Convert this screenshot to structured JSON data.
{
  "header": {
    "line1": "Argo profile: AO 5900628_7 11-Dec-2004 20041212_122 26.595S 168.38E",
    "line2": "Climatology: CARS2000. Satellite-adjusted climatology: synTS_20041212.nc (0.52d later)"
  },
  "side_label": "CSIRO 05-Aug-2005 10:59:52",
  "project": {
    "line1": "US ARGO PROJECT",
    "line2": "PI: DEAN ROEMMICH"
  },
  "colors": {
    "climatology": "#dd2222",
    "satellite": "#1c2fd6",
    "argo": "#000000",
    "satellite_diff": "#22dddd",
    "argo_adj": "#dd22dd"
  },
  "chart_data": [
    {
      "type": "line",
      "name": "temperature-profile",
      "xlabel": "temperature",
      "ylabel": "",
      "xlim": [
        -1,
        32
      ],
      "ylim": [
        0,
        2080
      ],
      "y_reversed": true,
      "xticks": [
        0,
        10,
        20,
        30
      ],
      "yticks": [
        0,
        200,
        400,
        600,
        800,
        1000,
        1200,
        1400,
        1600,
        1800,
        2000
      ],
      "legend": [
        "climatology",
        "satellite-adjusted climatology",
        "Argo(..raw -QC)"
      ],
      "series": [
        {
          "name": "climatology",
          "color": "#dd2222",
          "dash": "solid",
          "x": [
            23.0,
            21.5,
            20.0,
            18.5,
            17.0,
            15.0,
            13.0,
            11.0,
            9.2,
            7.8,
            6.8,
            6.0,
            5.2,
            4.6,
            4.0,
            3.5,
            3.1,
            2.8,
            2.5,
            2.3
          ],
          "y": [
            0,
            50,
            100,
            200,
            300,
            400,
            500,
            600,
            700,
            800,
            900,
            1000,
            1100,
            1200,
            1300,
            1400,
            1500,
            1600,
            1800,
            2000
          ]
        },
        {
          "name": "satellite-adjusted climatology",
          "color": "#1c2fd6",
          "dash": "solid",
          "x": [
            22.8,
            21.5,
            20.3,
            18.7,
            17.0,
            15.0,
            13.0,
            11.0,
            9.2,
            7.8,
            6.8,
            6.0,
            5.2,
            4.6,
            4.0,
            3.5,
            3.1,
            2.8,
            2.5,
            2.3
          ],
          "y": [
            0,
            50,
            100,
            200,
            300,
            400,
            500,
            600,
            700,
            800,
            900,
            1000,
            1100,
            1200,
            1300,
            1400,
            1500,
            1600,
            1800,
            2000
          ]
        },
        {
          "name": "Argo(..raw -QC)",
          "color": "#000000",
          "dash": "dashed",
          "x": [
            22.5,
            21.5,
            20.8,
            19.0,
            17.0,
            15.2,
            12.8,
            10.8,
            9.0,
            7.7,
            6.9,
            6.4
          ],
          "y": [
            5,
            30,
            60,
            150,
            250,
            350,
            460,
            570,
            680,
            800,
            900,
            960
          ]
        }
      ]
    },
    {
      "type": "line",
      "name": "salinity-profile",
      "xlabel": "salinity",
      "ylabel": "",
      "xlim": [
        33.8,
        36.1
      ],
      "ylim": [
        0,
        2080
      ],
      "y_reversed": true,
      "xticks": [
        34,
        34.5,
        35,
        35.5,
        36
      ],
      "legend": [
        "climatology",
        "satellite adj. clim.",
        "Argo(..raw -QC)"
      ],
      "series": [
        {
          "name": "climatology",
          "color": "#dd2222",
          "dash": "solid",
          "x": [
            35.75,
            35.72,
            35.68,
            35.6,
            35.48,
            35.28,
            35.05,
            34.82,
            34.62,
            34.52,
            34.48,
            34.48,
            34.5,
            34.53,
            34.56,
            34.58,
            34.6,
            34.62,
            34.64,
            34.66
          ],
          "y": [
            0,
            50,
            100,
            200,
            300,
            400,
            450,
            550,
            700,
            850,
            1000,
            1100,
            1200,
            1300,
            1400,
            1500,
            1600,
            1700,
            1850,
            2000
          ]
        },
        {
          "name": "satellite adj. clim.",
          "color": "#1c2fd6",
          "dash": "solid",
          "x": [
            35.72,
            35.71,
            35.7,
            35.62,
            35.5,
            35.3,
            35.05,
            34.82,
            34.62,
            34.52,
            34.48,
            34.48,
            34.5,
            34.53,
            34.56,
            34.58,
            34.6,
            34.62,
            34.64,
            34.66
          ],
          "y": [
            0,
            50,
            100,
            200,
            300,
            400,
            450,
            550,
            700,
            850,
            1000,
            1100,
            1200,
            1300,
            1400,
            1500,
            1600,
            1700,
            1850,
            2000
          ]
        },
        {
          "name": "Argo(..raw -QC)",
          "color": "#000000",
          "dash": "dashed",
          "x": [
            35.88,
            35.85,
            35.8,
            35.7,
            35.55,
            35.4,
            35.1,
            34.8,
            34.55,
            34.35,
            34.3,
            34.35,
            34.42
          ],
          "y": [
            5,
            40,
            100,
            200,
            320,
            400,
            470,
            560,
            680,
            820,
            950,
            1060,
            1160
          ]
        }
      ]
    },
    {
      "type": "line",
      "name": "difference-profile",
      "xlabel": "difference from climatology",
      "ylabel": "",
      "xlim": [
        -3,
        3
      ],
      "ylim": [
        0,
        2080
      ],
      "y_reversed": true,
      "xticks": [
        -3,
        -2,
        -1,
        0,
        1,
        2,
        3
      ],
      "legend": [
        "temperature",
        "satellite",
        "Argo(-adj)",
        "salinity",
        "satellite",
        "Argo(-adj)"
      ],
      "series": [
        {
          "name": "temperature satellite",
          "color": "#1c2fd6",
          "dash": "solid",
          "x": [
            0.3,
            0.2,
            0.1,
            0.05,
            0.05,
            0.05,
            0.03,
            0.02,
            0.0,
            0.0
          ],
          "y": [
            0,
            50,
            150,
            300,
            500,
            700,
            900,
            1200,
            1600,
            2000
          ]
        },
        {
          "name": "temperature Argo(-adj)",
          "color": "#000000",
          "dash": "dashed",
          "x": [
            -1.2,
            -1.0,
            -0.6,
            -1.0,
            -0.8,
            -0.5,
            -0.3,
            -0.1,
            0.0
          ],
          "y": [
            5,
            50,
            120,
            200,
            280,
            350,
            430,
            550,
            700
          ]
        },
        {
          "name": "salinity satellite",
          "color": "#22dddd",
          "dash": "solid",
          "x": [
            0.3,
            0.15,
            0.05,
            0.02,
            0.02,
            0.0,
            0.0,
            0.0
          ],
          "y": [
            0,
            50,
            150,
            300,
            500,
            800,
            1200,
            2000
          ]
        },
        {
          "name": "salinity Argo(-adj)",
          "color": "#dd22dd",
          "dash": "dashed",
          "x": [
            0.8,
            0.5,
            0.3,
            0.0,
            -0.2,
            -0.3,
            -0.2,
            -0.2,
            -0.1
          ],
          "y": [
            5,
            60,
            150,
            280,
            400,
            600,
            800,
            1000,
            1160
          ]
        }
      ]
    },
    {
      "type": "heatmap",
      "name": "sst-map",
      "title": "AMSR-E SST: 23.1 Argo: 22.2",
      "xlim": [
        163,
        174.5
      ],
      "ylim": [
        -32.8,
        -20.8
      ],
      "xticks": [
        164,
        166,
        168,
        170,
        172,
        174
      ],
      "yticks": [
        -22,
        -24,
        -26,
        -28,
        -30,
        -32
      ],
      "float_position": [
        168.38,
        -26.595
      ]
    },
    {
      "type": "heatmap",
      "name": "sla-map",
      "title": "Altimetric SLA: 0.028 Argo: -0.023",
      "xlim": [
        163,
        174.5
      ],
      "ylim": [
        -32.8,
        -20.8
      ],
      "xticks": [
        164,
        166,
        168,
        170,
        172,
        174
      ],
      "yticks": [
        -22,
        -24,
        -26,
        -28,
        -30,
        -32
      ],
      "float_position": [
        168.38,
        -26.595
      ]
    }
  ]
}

-- -- --

JOB:
Recopy all the lines exactly as they appear.

RESPONSE:
Convert this screenshot to structured JSON data.
{
  "header": {
    "line1": "Argo profile: AO 5900628_7 11-Dec-2004 20041212_122 26.595S 168.38E",
    "line2": "Climatology: CARS2000. Satellite-adjusted climatology: synTS_20041212.nc (0.52d later)"
  },
  "side_label": "CSIRO 05-Aug-2005 10:59:52",
  "project": {
    "line1": "US ARGO PROJECT",
    "line2": "PI: DEAN ROEMMICH"
  },
  "colors": {
    "climatology": "#dd2222",
    "satellite": "#1c2fd6",
    "argo": "#000000",
    "satellite_diff": "#22dddd",
    "argo_adj": "#dd22dd"
  },
  "chart_data": [
    {
      "type": "line",
      "name": "temperature-profile",
      "xlabel": "temperature",
      "ylabel": "",
      "xlim": [
        -1,
        32
      ],
      "ylim": [
        0,
        2080
      ],
      "y_reversed": true,
      "xticks": [
        0,
        10,
        20,
        30
      ],
      "yticks": [
        0,
        200,
        400,
        600,
        800,
        1000,
        1200,
        1400,
        1600,
        1800,
        2000
      ],
      "legend": [
        "climatology",
        "satellite-adjusted climatology",
        "Argo(..raw -QC)"
      ],
      "series": [
        {
          "name": "climatology",
          "color": "#dd2222",
          "dash": "solid",
          "x": [
            23.0,
            21.5,
            20.0,
            18.5,
            17.0,
            15.0,
            13.0,
            11.0,
            9.2,
            7.8,
            6.8,
            6.0,
            5.2,
            4.6,
            4.0,
            3.5,
            3.1,
            2.8,
            2.5,
            2.3
          ],
          "y": [
            0,
            50,
            100,
            200,
            300,
            400,
            500,
            600,
            700,
            800,
            900,
            1000,
            1100,
            1200,
            1300,
            1400,
            1500,
            1600,
            1800,
            2000
          ]
        },
        {
          "name": "satellite-adjusted climatology",
          "color": "#1c2fd6",
          "dash": "solid",
          "x": [
            22.8,
            21.5,
            20.3,
            18.7,
            17.0,
            15.0,
            13.0,
            11.0,
            9.2,
            7.8,
            6.8,
            6.0,
            5.2,
            4.6,
            4.0,
            3.5,
            3.1,
            2.8,
            2.5,
            2.3
          ],
          "y": [
            0,
            50,
            100,
            200,
            300,
            400,
            500,
            600,
            700,
            800,
            900,
            1000,
            1100,
            1200,
            1300,
            1400,
            1500,
            1600,
            1800,
            2000
          ]
        },
        {
          "name": "Argo(..raw -QC)",
          "color": "#000000",
          "dash": "dashed",
          "x": [
            22.5,
            21.5,
            20.8,
            19.0,
            17.0,
            15.2,
            12.8,
            10.8,
            9.0,
            7.7,
            6.9,
            6.4
          ],
          "y": [
            5,
            30,
            60,
            150,
            250,
            350,
            460,
            570,
            680,
            800,
            900,
            960
          ]
        }
      ]
    },
    {
      "type": "line",
      "name": "salinity-profile",
      "xlabel": "salinity",
      "ylabel": "",
      "xlim": [
        33.8,
        36.1
      ],
      "ylim": [
        0,
        2080
      ],
      "y_reversed": true,
      "xticks": [
        34,
        34.5,
        35,
        35.5,
        36
      ],
      "legend": [
        "climatology",
        "satellite adj. clim.",
        "Argo(..raw -QC)"
      ],
      "series": [
        {
          "name": "climatology",
          "color": "#dd2222",
          "dash": "solid",
          "x": [
            35.75,
            35.72,
            35.68,
            35.6,
            35.48,
            35.28,
            35.05,
            34.82,
            34.62,
            34.52,
            34.48,
            34.48,
            34.5,
            34.53,
            34.56,
            34.58,
            34.6,
            34.62,
            34.64,
            34.66
          ],
          "y": [
            0,
            50,
            100,
            200,
            300,
            400,
            450,
            550,
            700,
            850,
            1000,
            1100,
            1200,
            1300,
            1400,
            1500,
            1600,
            1700,
            1850,
            2000
          ]
        },
        {
          "name": "satellite adj. clim.",
          "color": "#1c2fd6",
          "dash": "solid",
          "x": [
            35.72,
            35.71,
            35.7,
            35.62,
            35.5,
            35.3,
            35.05,
            34.82,
            34.62,
            34.52,
            34.48,
            34.48,
            34.5,
            34.53,
            34.56,
            34.58,
            34.6,
            34.62,
            34.64,
            34.66
          ],
          "y": [
            0,
            50,
            100,
            200,
            300,
            400,
            450,
            550,
            700,
            850,
            1000,
            1100,
            1200,
            1300,
            1400,
            1500,
            1600,
            1700,
            1850,
            2000
          ]
        },
        {
          "name": "Argo(..raw -QC)",
          "color": "#000000",
          "dash": "dashed",
          "x": [
            35.88,
            35.85,
            35.8,
            35.7,
            35.55,
            35.4,
            35.1,
            34.8,
            34.55,
            34.35,
            34.3,
            34.35,
            34.42
          ],
          "y": [
            5,
            40,
            100,
            200,
            320,
            400,
            470,
            560,
            680,
            820,
            950,
            1060,
            1160
          ]
        }
      ]
    },
    {
      "type": "line",
      "name": "difference-profile",
      "xlabel": "difference from climatology",
      "ylabel": "",
      "xlim": [
        -3,
        3
      ],
      "ylim": [
        0,
        2080
      ],
      "y_reversed": true,
      "xticks": [
        -3,
        -2,
        -1,
        0,
        1,
        2,
        3
      ],
      "legend": [
        "temperature",
        "satellite",
        "Argo(-adj)",
        "salinity",
        "satellite",
        "Argo(-adj)"
      ],
      "series": [
        {
          "name": "temperature satellite",
          "color": "#1c2fd6",
          "dash": "solid",
          "x": [
            0.3,
            0.2,
            0.1,
            0.05,
            0.05,
            0.05,
            0.03,
            0.02,
            0.0,
            0.0
          ],
          "y": [
            0,
            50,
            150,
            300,
            500,
            700,
            900,
            1200,
            1600,
            2000
          ]
        },
        {
          "name": "temperature Argo(-adj)",
          "color": "#000000",
          "dash": "dashed",
          "x": [
            -1.2,
            -1.0,
            -0.6,
            -1.0,
            -0.8,
            -0.5,
            -0.3,
            -0.1,
            0.0
          ],
          "y": [
            5,
            50,
            120,
            200,
            280,
            350,
            430,
            550,
            700
          ]
        },
        {
          "name": "salinity satellite",
          "color": "#22dddd",
          "dash": "solid",
          "x": [
            0.3,
            0.15,
            0.05,
            0.02,
            0.02,
            0.0,
            0.0,
            0.0
          ],
          "y": [
            0,
            50,
            150,
            300,
            500,
            800,
            1200,
            2000
          ]
        },
        {
          "name": "salinity Argo(-adj)",
          "color": "#dd22dd",
          "dash": "dashed",
          "x": [
            0.8,
            0.5,
            0.3,
            0.0,
            -0.2,
            -0.3,
            -0.2,
            -0.2,
            -0.1
          ],
          "y": [
            5,
            60,
            150,
            280,
            400,
            600,
            800,
            1000,
            1160
          ]
        }
      ]
    },
    {
      "type": "heatmap",
      "name": "sst-map",
      "title": "AMSR-E SST: 23.1 Argo: 22.2",
      "xlim": [
        163,
        174.5
      ],
      "ylim": [
        -32.8,
        -20.8
      ],
      "xticks": [
        164,
        166,
        168,
        170,
        172,
        174
      ],
      "yticks": [
        -22,
        -24,
        -26,
        -28,
        -30,
        -32
      ],
      "float_position": [
        168.38,
        -26.595
      ]
    },
    {
      "type": "heatmap",
      "name": "sla-map",
      "title": "Altimetric SLA: 0.028 Argo: -0.023",
      "xlim": [
        163,
        174.5
      ],
      "ylim": [
        -32.8,
        -20.8
      ],
      "xticks": [
        164,
        166,
        168,
        170,
        172,
        174
      ],
      "yticks": [
        -22,
        -24,
        -26,
        -28,
        -30,
        -32
      ],
      "float_position": [
        168.38,
        -26.595
      ]
    }
  ]
}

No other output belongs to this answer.